» **RECORDS SHOWN**:
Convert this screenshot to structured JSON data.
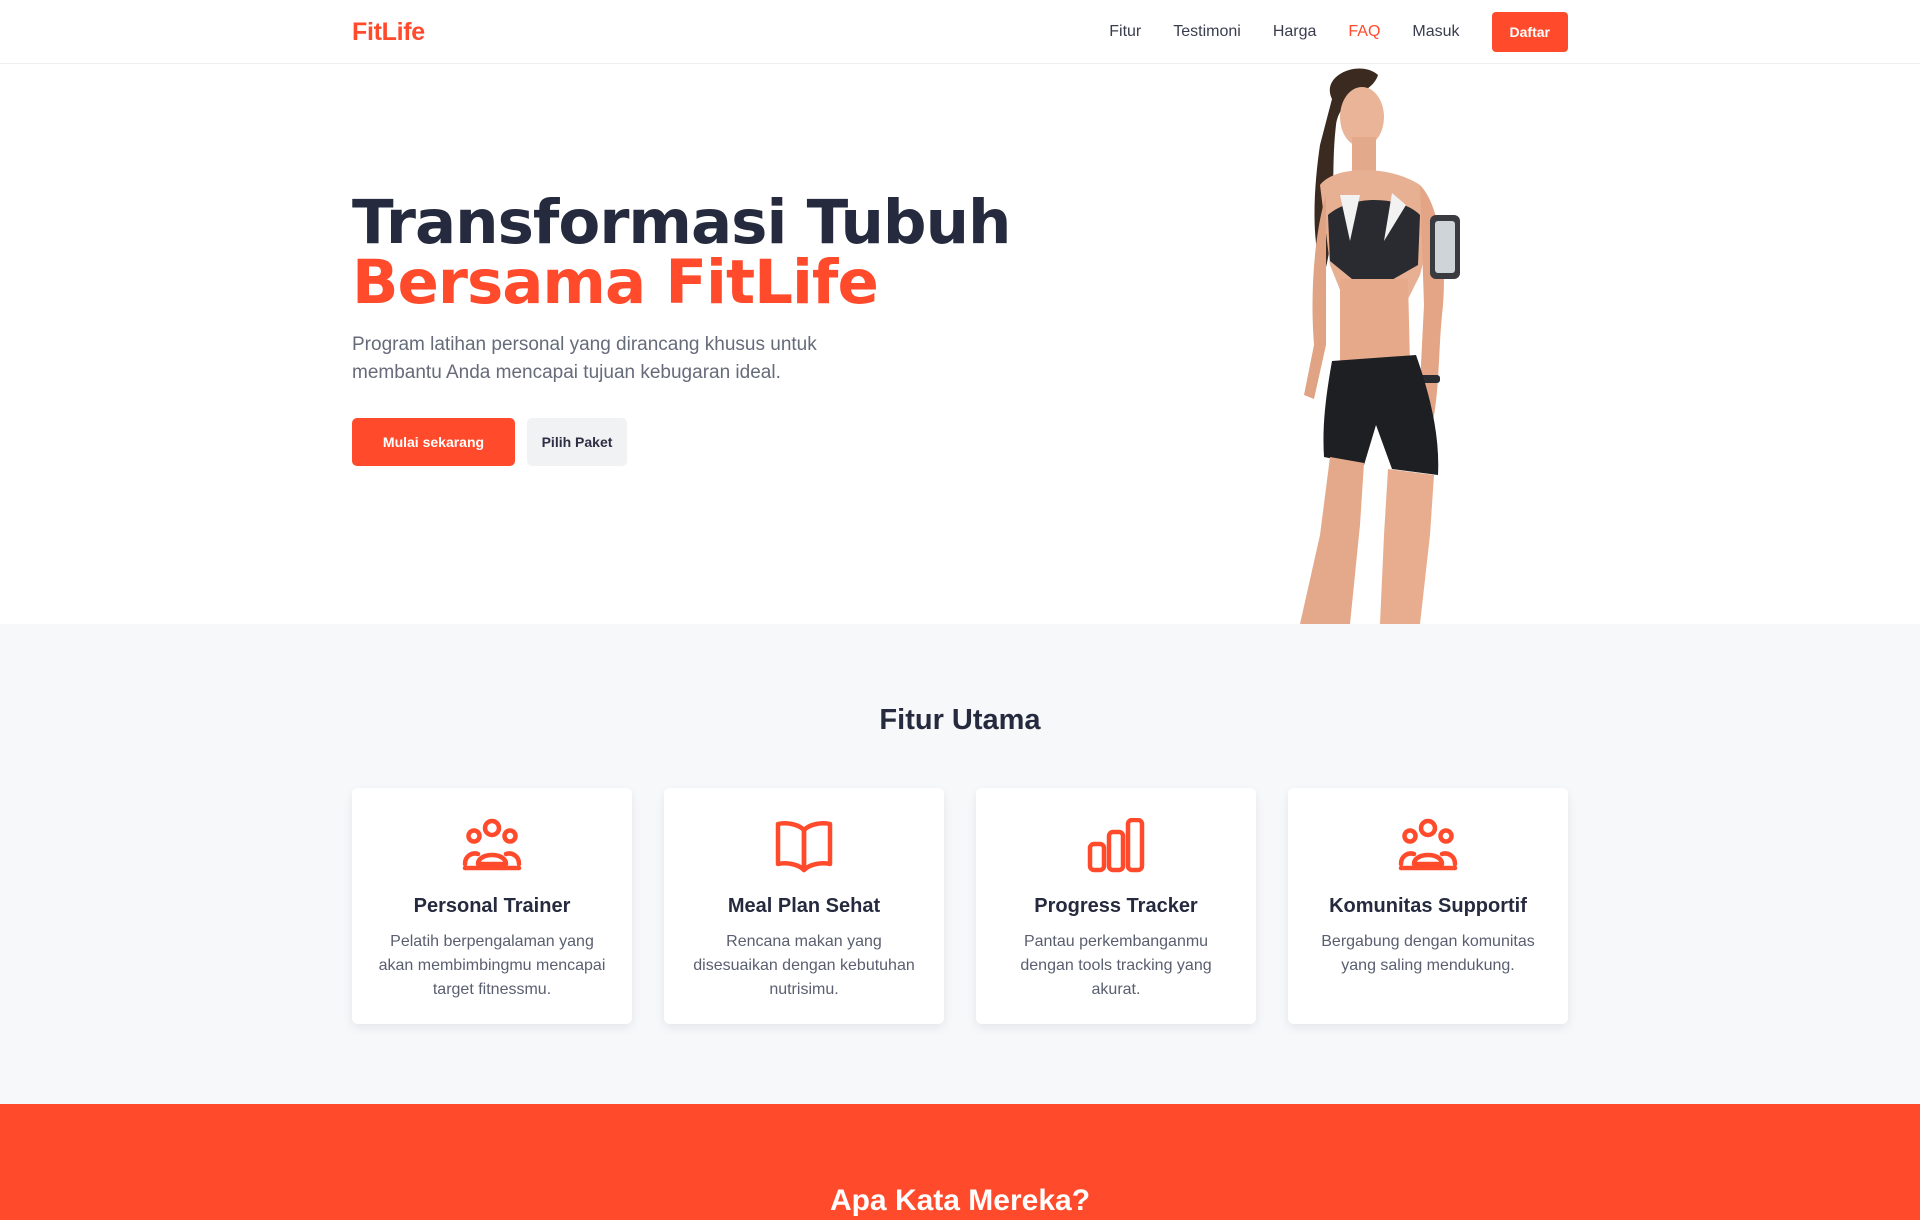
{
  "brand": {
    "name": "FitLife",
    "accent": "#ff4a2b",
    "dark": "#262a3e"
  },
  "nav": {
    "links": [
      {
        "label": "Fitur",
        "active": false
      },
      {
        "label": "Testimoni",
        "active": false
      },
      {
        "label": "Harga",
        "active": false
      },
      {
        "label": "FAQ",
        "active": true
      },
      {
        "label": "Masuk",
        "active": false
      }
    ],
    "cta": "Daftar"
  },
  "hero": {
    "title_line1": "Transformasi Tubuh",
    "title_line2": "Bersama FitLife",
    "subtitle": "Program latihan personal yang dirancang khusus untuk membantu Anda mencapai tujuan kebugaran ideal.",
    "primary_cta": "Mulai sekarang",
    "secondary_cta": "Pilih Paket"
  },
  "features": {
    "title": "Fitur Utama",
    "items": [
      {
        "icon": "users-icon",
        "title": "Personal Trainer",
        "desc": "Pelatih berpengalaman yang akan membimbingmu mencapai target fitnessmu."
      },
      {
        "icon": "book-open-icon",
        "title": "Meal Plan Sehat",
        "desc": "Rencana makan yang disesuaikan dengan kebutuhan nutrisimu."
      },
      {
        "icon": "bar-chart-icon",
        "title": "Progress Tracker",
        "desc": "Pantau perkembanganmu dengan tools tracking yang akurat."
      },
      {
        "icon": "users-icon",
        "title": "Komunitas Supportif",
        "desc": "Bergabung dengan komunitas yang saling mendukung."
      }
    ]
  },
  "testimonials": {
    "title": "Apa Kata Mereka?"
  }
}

» **GIVEN INSTRUCTION**:
Every line in the data above that contains "mencapai" needs to be copied.

» **REPLY**:
    "subtitle": "Program latihan personal yang dirancang khusus untuk membantu Anda mencapai tujuan kebugaran ideal.",
        "desc": "Pelatih berpengalaman yang akan membimbingmu mencapai target fitnessmu."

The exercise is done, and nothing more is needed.